━━ Data excerpts

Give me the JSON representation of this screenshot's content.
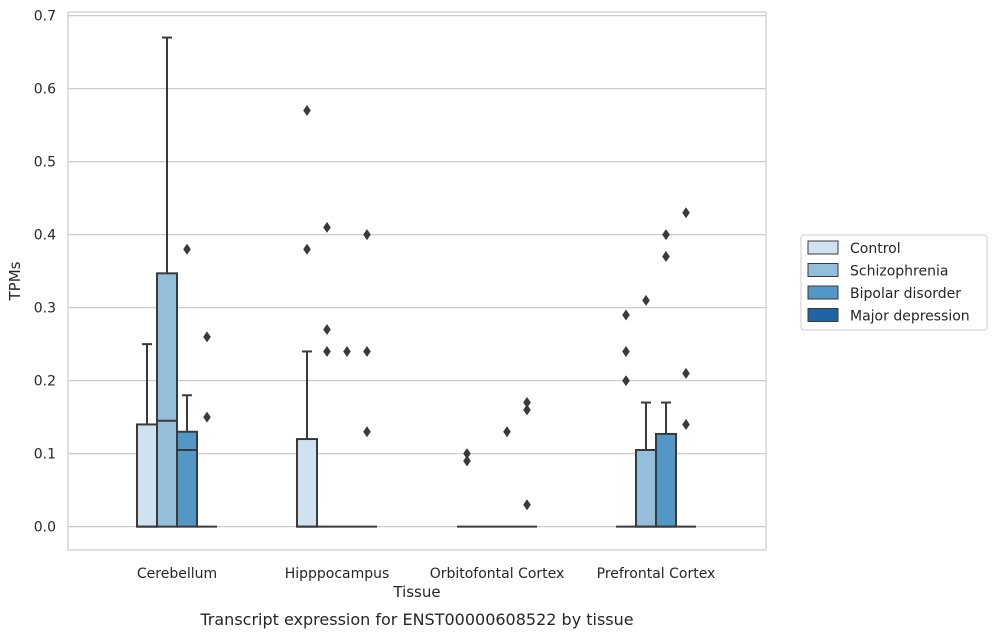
{
  "chart_data": {
    "type": "box",
    "title": "Transcript expression for ENST00000608522 by tissue",
    "xlabel": "Tissue",
    "ylabel": "TPMs",
    "ylim": [
      -0.032,
      0.705
    ],
    "yticks": [
      0.0,
      0.1,
      0.2,
      0.3,
      0.4,
      0.5,
      0.6,
      0.7
    ],
    "ytick_labels": [
      "0.0",
      "0.1",
      "0.2",
      "0.3",
      "0.4",
      "0.5",
      "0.6",
      "0.7"
    ],
    "grid": "horizontal",
    "legend_position": "right",
    "categories": [
      "Cerebellum",
      "Hipppocampus",
      "Orbitofontal Cortex",
      "Prefrontal Cortex"
    ],
    "series": [
      {
        "name": "Control",
        "color": "#d0e1f0",
        "boxes": [
          {
            "q1": 0.0,
            "median": 0.0,
            "q3": 0.14,
            "whisker_low": 0.0,
            "whisker_high": 0.25,
            "outliers": []
          },
          {
            "q1": 0.0,
            "median": 0.0,
            "q3": 0.12,
            "whisker_low": 0.0,
            "whisker_high": 0.24,
            "outliers": [
              0.38,
              0.57
            ]
          },
          {
            "q1": 0.0,
            "median": 0.0,
            "q3": 0.0,
            "whisker_low": 0.0,
            "whisker_high": 0.0,
            "outliers": [
              0.09,
              0.1
            ]
          },
          {
            "q1": 0.0,
            "median": 0.0,
            "q3": 0.0,
            "whisker_low": 0.0,
            "whisker_high": 0.0,
            "outliers": [
              0.2,
              0.24,
              0.29
            ]
          }
        ]
      },
      {
        "name": "Schizophrenia",
        "color": "#93bfdc",
        "boxes": [
          {
            "q1": 0.0,
            "median": 0.145,
            "q3": 0.347,
            "whisker_low": 0.0,
            "whisker_high": 0.67,
            "outliers": []
          },
          {
            "q1": 0.0,
            "median": 0.0,
            "q3": 0.0,
            "whisker_low": 0.0,
            "whisker_high": 0.0,
            "outliers": [
              0.24,
              0.27,
              0.41
            ]
          },
          {
            "q1": 0.0,
            "median": 0.0,
            "q3": 0.0,
            "whisker_low": 0.0,
            "whisker_high": 0.0,
            "outliers": []
          },
          {
            "q1": 0.0,
            "median": 0.0,
            "q3": 0.105,
            "whisker_low": 0.0,
            "whisker_high": 0.17,
            "outliers": [
              0.31
            ]
          }
        ]
      },
      {
        "name": "Bipolar disorder",
        "color": "#5297c6",
        "boxes": [
          {
            "q1": 0.0,
            "median": 0.105,
            "q3": 0.13,
            "whisker_low": 0.0,
            "whisker_high": 0.18,
            "outliers": [
              0.38
            ]
          },
          {
            "q1": 0.0,
            "median": 0.0,
            "q3": 0.0,
            "whisker_low": 0.0,
            "whisker_high": 0.0,
            "outliers": [
              0.24
            ]
          },
          {
            "q1": 0.0,
            "median": 0.0,
            "q3": 0.0,
            "whisker_low": 0.0,
            "whisker_high": 0.0,
            "outliers": [
              0.13
            ]
          },
          {
            "q1": 0.0,
            "median": 0.0,
            "q3": 0.127,
            "whisker_low": 0.0,
            "whisker_high": 0.17,
            "outliers": [
              0.37,
              0.4
            ]
          }
        ]
      },
      {
        "name": "Major depression",
        "color": "#1f65a6",
        "boxes": [
          {
            "q1": 0.0,
            "median": 0.0,
            "q3": 0.0,
            "whisker_low": 0.0,
            "whisker_high": 0.0,
            "outliers": [
              0.15,
              0.26
            ]
          },
          {
            "q1": 0.0,
            "median": 0.0,
            "q3": 0.0,
            "whisker_low": 0.0,
            "whisker_high": 0.0,
            "outliers": [
              0.13,
              0.24,
              0.4
            ]
          },
          {
            "q1": 0.0,
            "median": 0.0,
            "q3": 0.0,
            "whisker_low": 0.0,
            "whisker_high": 0.0,
            "outliers": [
              0.03,
              0.16,
              0.17
            ]
          },
          {
            "q1": 0.0,
            "median": 0.0,
            "q3": 0.0,
            "whisker_low": 0.0,
            "whisker_high": 0.0,
            "outliers": [
              0.14,
              0.21,
              0.43
            ]
          }
        ]
      }
    ]
  }
}
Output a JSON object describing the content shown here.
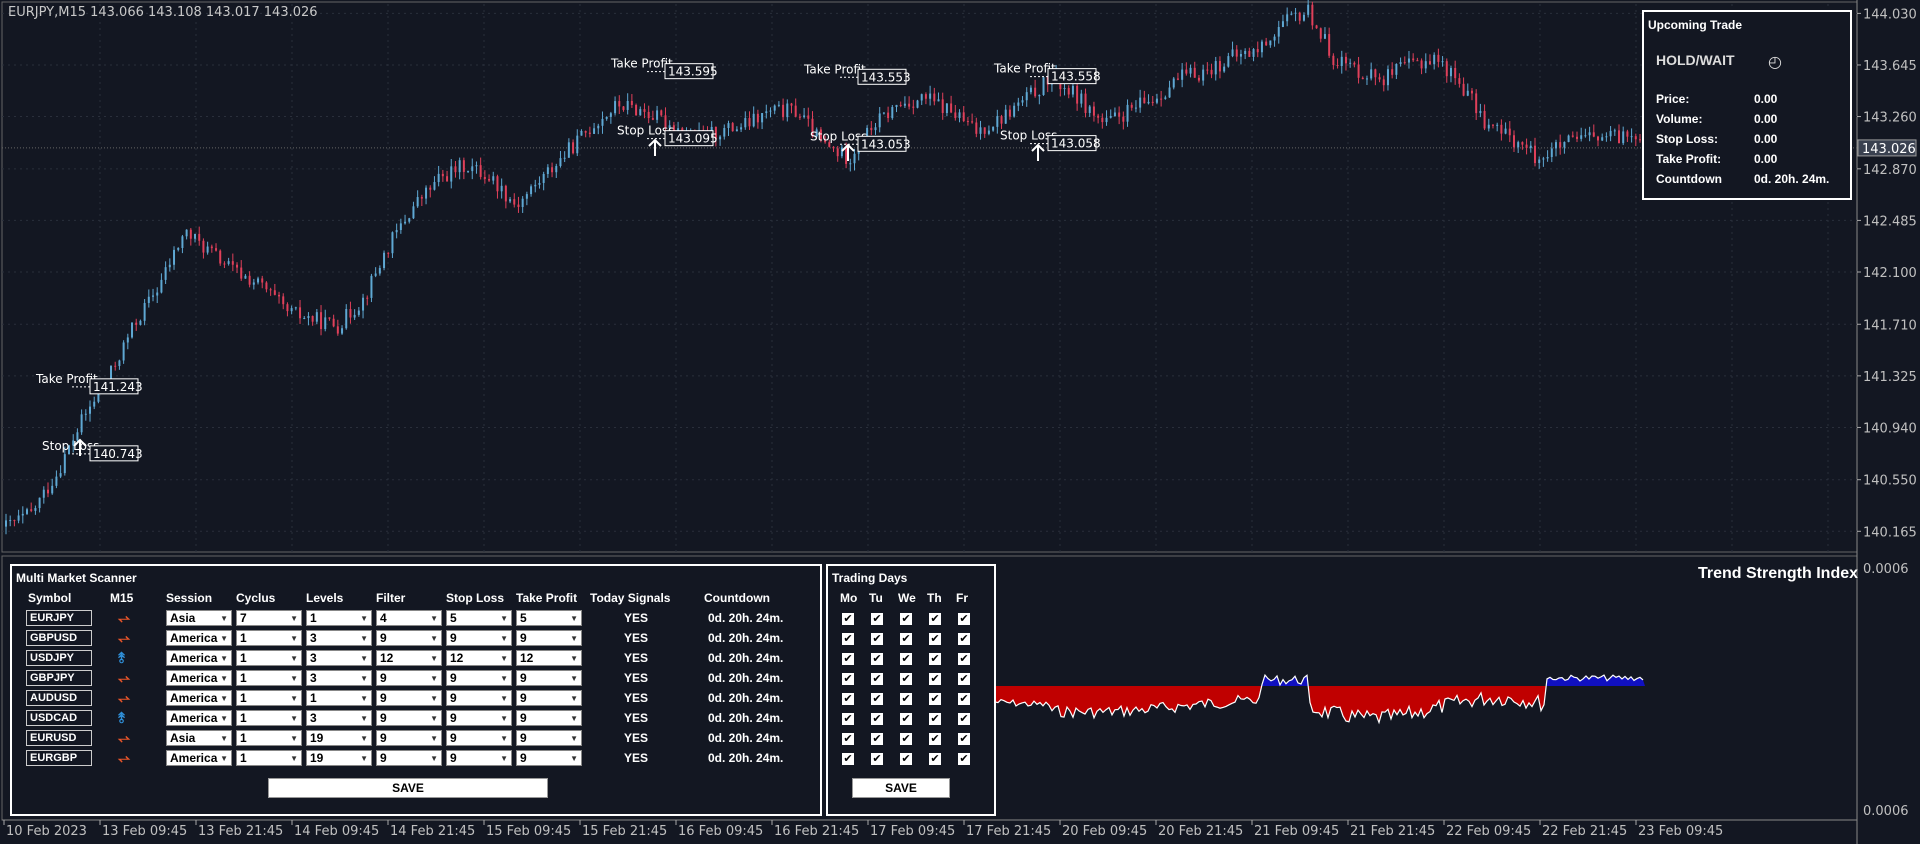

━━━━

» **Written request**
Locate all lines in the listing above with the word "color". Copy them.

» **Solution to this task**
        "color": "#d0e1f0",
        "color": "#93bfdc",
        "color": "#5297c6",
        "color": "#1f65a6",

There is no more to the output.